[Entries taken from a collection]
__________________________________________________

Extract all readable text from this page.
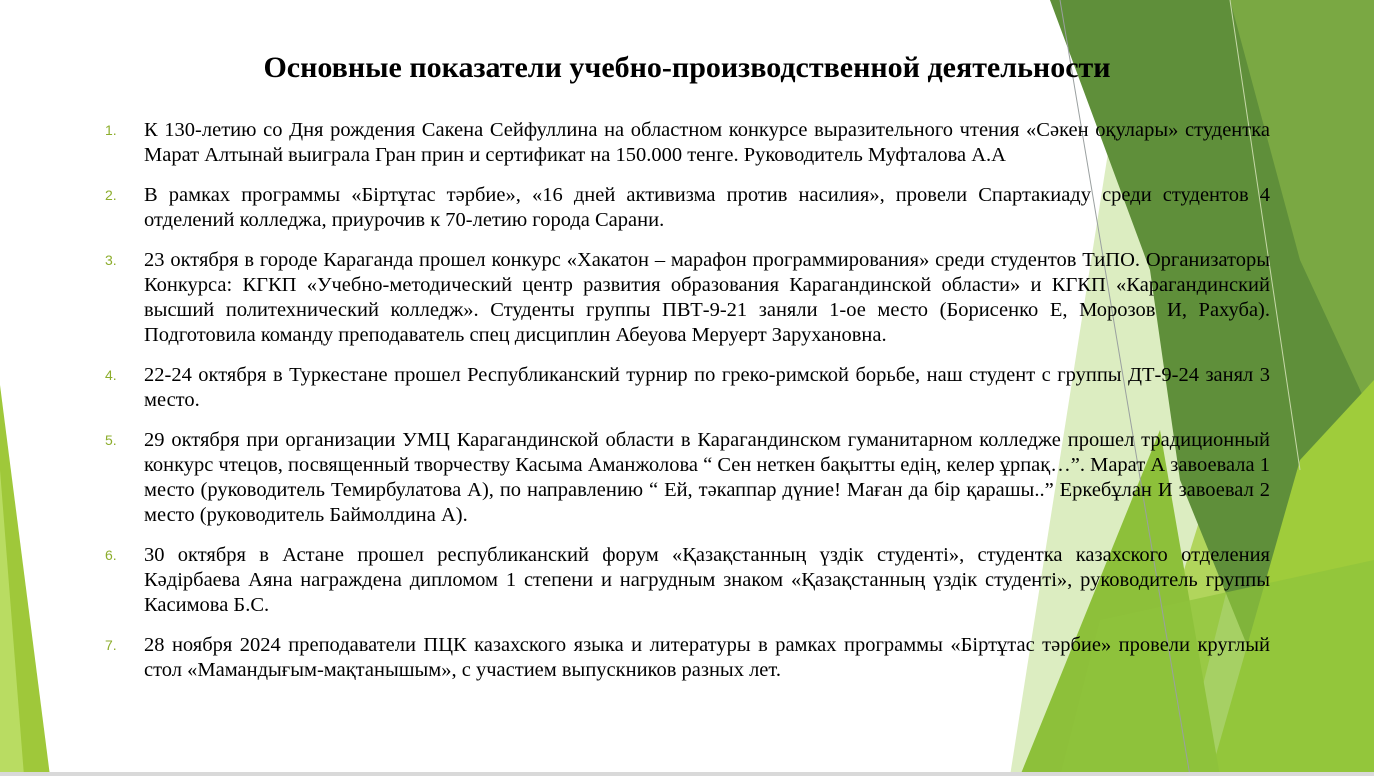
Основные показатели учебно-производственной деятельности
1. К 130-летию со Дня рождения Сакена Сейфуллина на областном конкурсе выразительного чтения «Сәкен оқулары» студентка Марат Алтынай выиграла Гран прин и сертификат на 150.000 тенге. Руководитель Муфталова А.А
2. В рамках программы «Біртұтас тәрбие», «16 дней активизма против насилия», провели Спартакиаду среди студентов 4 отделений колледжа, приурочив к 70-летию города Сарани.
3. 23 октября в городе Караганда прошел конкурс «Хакатон – марафон программирования» среди студентов ТиПО. Организаторы Конкурса: КГКП «Учебно-методический центр развития образования Карагандинской области» и КГКП «Карагандинский высший политехнический колледж». Студенты группы ПВТ-9-21 заняли 1-ое место (Борисенко Е, Морозов И, Рахуба). Подготовила команду преподаватель спец дисциплин Абеуова Меруерт Зарухановна.
4. 22-24 октября в Туркестане прошел Республиканский турнир по греко-римской борьбе, наш студент с группы ДТ-9-24 занял 3 место.
5. 29 октября при организации УМЦ Карагандинской области в Карагандинском гуманитарном колледже прошел традиционный конкурс чтецов, посвященный творчеству Касыма Аманжолова “ Сен неткен бақытты едің, келер ұрпақ…”. Марат А завоевала 1 место (руководитель Темирбулатова А), по направлению “ Ей, тәкаппар дүние! Маған да бір қарашы..” Еркебұлан И завоевал 2 место (руководитель Баймолдина А).
6. 30 октября в Астане прошел республиканский форум «Қазақстанның үздік студенті», студентка казахского отделения Кәдірбаева Аяна награждена дипломом 1 степени и нагрудным знаком «Қазақстанның үздік студенті», руководитель группы Касимова Б.С.
7. 28 ноября 2024 преподаватели ПЦК казахского языка и литературы в рамках программы «Біртұтас тәрбие» провели круглый стол «Мамандығым-мақтанышым», с участием выпускников разных лет.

__________________________________________________

--- What this task involves ---
All lines of the data above that include the word "провели" must be shown.

--- Solution to the exercise ---
2. В рамках программы «Біртұтас тәрбие», «16 дней активизма против насилия», провели Спартакиаду среди студентов 4 отделений колледжа, приурочив к 70-летию города Сарани.
7. 28 ноября 2024 преподаватели ПЦК казахского языка и литературы в рамках программы «Біртұтас тәрбие» провели круглый стол «Мамандығым-мақтанышым», с участием выпускников разных лет.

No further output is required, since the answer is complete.